* _Directions for this task_
Extract the full listing below without altering a single character.

* _Extracted data_
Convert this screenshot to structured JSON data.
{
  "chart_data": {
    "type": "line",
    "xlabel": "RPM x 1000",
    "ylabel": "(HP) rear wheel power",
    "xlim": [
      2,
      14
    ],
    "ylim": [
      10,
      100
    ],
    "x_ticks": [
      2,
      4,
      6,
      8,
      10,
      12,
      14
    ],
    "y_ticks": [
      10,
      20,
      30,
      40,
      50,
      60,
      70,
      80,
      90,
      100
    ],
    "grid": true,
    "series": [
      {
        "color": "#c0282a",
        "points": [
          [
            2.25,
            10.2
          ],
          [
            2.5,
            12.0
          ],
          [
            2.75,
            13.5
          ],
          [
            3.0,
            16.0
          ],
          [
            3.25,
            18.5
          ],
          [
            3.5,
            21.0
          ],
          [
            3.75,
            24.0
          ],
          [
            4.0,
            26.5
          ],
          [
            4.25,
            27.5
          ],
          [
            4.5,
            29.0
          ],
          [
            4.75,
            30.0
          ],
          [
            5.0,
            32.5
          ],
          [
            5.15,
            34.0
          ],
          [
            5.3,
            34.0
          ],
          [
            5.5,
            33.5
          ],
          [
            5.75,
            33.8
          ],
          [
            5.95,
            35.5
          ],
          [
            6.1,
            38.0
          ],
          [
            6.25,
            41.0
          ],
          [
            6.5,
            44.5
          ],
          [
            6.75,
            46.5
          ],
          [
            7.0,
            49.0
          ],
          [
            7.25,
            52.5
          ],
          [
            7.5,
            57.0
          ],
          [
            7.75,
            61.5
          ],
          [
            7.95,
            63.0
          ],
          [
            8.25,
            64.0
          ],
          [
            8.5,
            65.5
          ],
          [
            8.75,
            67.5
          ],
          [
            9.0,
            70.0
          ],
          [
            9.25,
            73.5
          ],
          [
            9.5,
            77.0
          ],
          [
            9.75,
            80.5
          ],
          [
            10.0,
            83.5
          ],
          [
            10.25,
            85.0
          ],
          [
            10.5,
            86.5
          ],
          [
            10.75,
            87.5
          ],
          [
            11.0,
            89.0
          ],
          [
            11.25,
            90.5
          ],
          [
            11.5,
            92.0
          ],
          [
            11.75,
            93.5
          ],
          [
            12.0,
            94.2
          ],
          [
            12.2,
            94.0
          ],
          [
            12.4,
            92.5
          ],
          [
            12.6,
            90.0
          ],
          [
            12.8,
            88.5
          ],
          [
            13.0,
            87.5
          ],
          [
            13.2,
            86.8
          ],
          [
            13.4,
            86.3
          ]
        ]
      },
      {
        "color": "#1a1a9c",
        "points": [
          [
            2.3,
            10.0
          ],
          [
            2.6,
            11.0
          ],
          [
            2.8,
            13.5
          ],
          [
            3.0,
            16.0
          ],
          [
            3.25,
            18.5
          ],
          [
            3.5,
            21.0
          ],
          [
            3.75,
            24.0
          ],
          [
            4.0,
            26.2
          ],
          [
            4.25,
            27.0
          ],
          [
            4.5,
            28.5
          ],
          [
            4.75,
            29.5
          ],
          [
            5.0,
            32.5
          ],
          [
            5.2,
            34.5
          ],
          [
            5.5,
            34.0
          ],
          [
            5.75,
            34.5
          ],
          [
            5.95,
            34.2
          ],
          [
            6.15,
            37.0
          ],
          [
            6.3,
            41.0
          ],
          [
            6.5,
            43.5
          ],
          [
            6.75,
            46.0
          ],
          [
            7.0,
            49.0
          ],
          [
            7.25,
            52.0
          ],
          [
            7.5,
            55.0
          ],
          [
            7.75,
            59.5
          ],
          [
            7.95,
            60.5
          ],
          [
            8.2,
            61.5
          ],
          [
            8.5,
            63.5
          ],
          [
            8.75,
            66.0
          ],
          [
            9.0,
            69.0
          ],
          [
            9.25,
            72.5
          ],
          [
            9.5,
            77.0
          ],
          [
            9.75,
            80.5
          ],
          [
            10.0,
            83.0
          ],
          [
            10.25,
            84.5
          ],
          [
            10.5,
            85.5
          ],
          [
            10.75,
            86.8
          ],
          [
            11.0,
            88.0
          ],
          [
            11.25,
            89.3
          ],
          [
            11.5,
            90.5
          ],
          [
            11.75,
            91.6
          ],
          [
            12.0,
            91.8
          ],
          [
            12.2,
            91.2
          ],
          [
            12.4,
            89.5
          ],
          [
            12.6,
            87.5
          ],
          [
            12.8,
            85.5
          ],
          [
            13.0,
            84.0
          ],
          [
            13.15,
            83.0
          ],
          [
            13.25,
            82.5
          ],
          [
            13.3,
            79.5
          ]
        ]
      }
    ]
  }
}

* _Result below_
Convert this screenshot to structured JSON data.
{
  "chart_data": {
    "type": "line",
    "xlabel": "RPM x 1000",
    "ylabel": "(HP) rear wheel power",
    "xlim": [
      2,
      14
    ],
    "ylim": [
      10,
      100
    ],
    "x_ticks": [
      2,
      4,
      6,
      8,
      10,
      12,
      14
    ],
    "y_ticks": [
      10,
      20,
      30,
      40,
      50,
      60,
      70,
      80,
      90,
      100
    ],
    "grid": true,
    "series": [
      {
        "color": "#c0282a",
        "points": [
          [
            2.25,
            10.2
          ],
          [
            2.5,
            12.0
          ],
          [
            2.75,
            13.5
          ],
          [
            3.0,
            16.0
          ],
          [
            3.25,
            18.5
          ],
          [
            3.5,
            21.0
          ],
          [
            3.75,
            24.0
          ],
          [
            4.0,
            26.5
          ],
          [
            4.25,
            27.5
          ],
          [
            4.5,
            29.0
          ],
          [
            4.75,
            30.0
          ],
          [
            5.0,
            32.5
          ],
          [
            5.15,
            34.0
          ],
          [
            5.3,
            34.0
          ],
          [
            5.5,
            33.5
          ],
          [
            5.75,
            33.8
          ],
          [
            5.95,
            35.5
          ],
          [
            6.1,
            38.0
          ],
          [
            6.25,
            41.0
          ],
          [
            6.5,
            44.5
          ],
          [
            6.75,
            46.5
          ],
          [
            7.0,
            49.0
          ],
          [
            7.25,
            52.5
          ],
          [
            7.5,
            57.0
          ],
          [
            7.75,
            61.5
          ],
          [
            7.95,
            63.0
          ],
          [
            8.25,
            64.0
          ],
          [
            8.5,
            65.5
          ],
          [
            8.75,
            67.5
          ],
          [
            9.0,
            70.0
          ],
          [
            9.25,
            73.5
          ],
          [
            9.5,
            77.0
          ],
          [
            9.75,
            80.5
          ],
          [
            10.0,
            83.5
          ],
          [
            10.25,
            85.0
          ],
          [
            10.5,
            86.5
          ],
          [
            10.75,
            87.5
          ],
          [
            11.0,
            89.0
          ],
          [
            11.25,
            90.5
          ],
          [
            11.5,
            92.0
          ],
          [
            11.75,
            93.5
          ],
          [
            12.0,
            94.2
          ],
          [
            12.2,
            94.0
          ],
          [
            12.4,
            92.5
          ],
          [
            12.6,
            90.0
          ],
          [
            12.8,
            88.5
          ],
          [
            13.0,
            87.5
          ],
          [
            13.2,
            86.8
          ],
          [
            13.4,
            86.3
          ]
        ]
      },
      {
        "color": "#1a1a9c",
        "points": [
          [
            2.3,
            10.0
          ],
          [
            2.6,
            11.0
          ],
          [
            2.8,
            13.5
          ],
          [
            3.0,
            16.0
          ],
          [
            3.25,
            18.5
          ],
          [
            3.5,
            21.0
          ],
          [
            3.75,
            24.0
          ],
          [
            4.0,
            26.2
          ],
          [
            4.25,
            27.0
          ],
          [
            4.5,
            28.5
          ],
          [
            4.75,
            29.5
          ],
          [
            5.0,
            32.5
          ],
          [
            5.2,
            34.5
          ],
          [
            5.5,
            34.0
          ],
          [
            5.75,
            34.5
          ],
          [
            5.95,
            34.2
          ],
          [
            6.15,
            37.0
          ],
          [
            6.3,
            41.0
          ],
          [
            6.5,
            43.5
          ],
          [
            6.75,
            46.0
          ],
          [
            7.0,
            49.0
          ],
          [
            7.25,
            52.0
          ],
          [
            7.5,
            55.0
          ],
          [
            7.75,
            59.5
          ],
          [
            7.95,
            60.5
          ],
          [
            8.2,
            61.5
          ],
          [
            8.5,
            63.5
          ],
          [
            8.75,
            66.0
          ],
          [
            9.0,
            69.0
          ],
          [
            9.25,
            72.5
          ],
          [
            9.5,
            77.0
          ],
          [
            9.75,
            80.5
          ],
          [
            10.0,
            83.0
          ],
          [
            10.25,
            84.5
          ],
          [
            10.5,
            85.5
          ],
          [
            10.75,
            86.8
          ],
          [
            11.0,
            88.0
          ],
          [
            11.25,
            89.3
          ],
          [
            11.5,
            90.5
          ],
          [
            11.75,
            91.6
          ],
          [
            12.0,
            91.8
          ],
          [
            12.2,
            91.2
          ],
          [
            12.4,
            89.5
          ],
          [
            12.6,
            87.5
          ],
          [
            12.8,
            85.5
          ],
          [
            13.0,
            84.0
          ],
          [
            13.15,
            83.0
          ],
          [
            13.25,
            82.5
          ],
          [
            13.3,
            79.5
          ]
        ]
      }
    ]
  }
}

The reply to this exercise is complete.